- [Material to process]:
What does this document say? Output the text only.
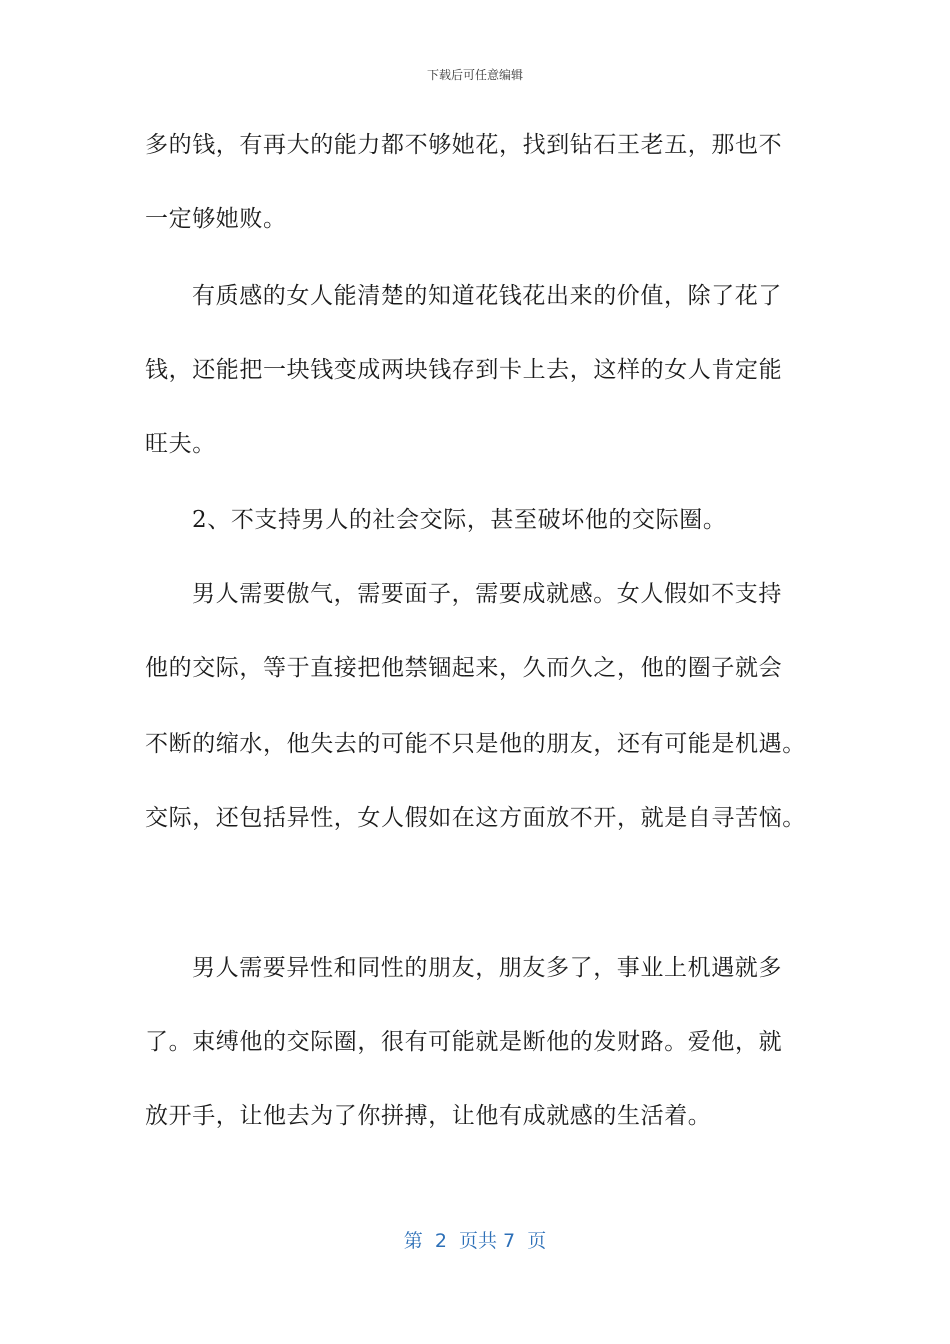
下载后可任意编辑
多的钱，有再大的能力都不够她花，找到钻石王老五，那也不
一定够她败。
有质感的女人能清楚的知道花钱花出来的价值，除了花了
钱，还能把一块钱变成两块钱存到卡上去，这样的女人肯定能
旺夫。
2、不支持男人的社会交际，甚至破坏他的交际圈。
男人需要傲气，需要面子，需要成就感。女人假如不支持
他的交际，等于直接把他禁锢起来，久而久之，他的圈子就会
不断的缩水，他失去的可能不只是他的朋友，还有可能是机遇。
交际，还包括异性，女人假如在这方面放不开，就是自寻苦恼。
男人需要异性和同性的朋友，朋友多了，事业上机遇就多
了。束缚他的交际圈，很有可能就是断他的发财路。爱他，就
放开手，让他去为了你拼搏，让他有成就感的生活着。
第  2  页共 7  页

- [Aim of the task]: Exclude the pictures. Write out the remaining data exactly.

- [Answer to this task]:
What does this document say? Output the text only.
下载后可任意编辑
多的钱，有再大的能力都不够她花，找到钻石王老五，那也不
一定够她败。
有质感的女人能清楚的知道花钱花出来的价值，除了花了
钱，还能把一块钱变成两块钱存到卡上去，这样的女人肯定能
旺夫。
2、不支持男人的社会交际，甚至破坏他的交际圈。
男人需要傲气，需要面子，需要成就感。女人假如不支持
他的交际，等于直接把他禁锢起来，久而久之，他的圈子就会
不断的缩水，他失去的可能不只是他的朋友，还有可能是机遇。
交际，还包括异性，女人假如在这方面放不开，就是自寻苦恼。
男人需要异性和同性的朋友，朋友多了，事业上机遇就多
了。束缚他的交际圈，很有可能就是断他的发财路。爱他，就
放开手，让他去为了你拼搏，让他有成就感的生活着。
第  2  页共 7  页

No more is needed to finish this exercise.